▶ Work to do:
Filter the records below down to lines containing "JSON".

▶ Extracted entries:
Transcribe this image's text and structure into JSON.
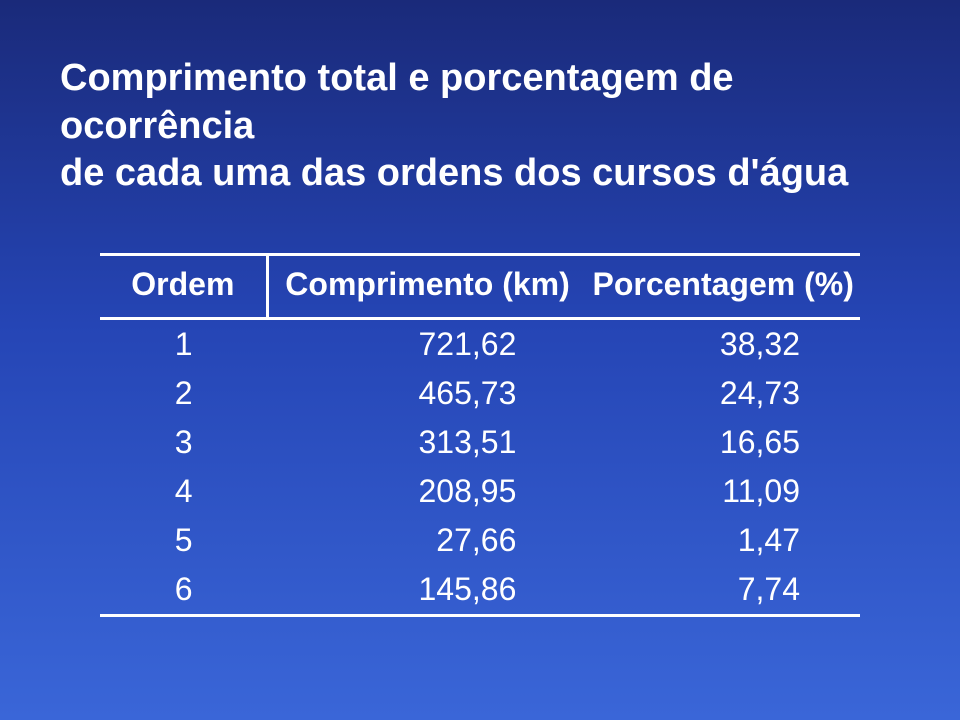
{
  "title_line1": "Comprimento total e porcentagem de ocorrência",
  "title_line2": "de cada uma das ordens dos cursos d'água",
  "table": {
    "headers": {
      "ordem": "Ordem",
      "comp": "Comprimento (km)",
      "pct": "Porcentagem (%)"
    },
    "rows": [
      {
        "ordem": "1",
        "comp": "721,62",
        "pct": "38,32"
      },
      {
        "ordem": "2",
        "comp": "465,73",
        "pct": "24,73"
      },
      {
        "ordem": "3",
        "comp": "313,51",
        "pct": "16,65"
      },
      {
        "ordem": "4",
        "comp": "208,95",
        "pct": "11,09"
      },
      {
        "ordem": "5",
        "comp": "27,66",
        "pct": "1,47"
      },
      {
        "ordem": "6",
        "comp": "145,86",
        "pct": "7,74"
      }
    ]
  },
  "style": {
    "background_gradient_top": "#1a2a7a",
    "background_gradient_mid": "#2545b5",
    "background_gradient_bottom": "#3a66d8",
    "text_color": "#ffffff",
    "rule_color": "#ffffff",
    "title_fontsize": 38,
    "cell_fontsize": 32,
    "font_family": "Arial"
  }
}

---

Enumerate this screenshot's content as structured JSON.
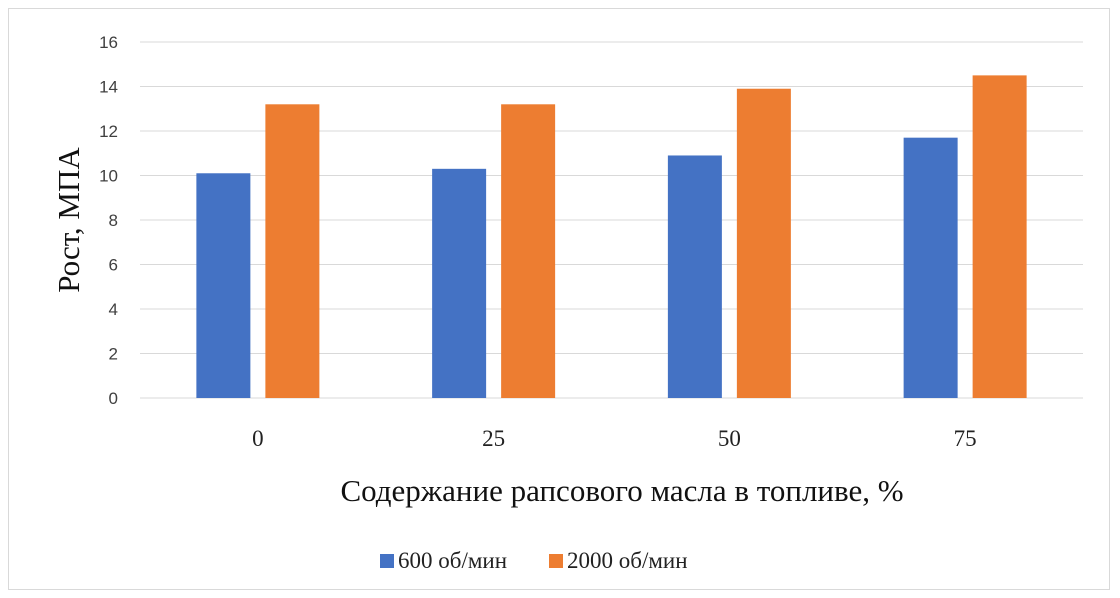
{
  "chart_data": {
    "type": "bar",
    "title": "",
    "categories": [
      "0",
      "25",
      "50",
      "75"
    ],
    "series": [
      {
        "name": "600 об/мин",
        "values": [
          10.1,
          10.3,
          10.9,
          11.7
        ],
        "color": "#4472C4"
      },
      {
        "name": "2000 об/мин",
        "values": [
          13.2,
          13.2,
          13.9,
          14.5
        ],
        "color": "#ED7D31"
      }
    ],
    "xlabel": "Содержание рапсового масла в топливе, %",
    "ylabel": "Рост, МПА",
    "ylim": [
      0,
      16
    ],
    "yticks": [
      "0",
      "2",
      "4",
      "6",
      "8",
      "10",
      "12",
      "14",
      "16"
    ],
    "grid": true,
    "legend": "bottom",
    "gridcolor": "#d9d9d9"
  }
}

▶ Reply:
Transcribe this image's text and structure into JSON.
Enumerate this screenshot's content as structured JSON.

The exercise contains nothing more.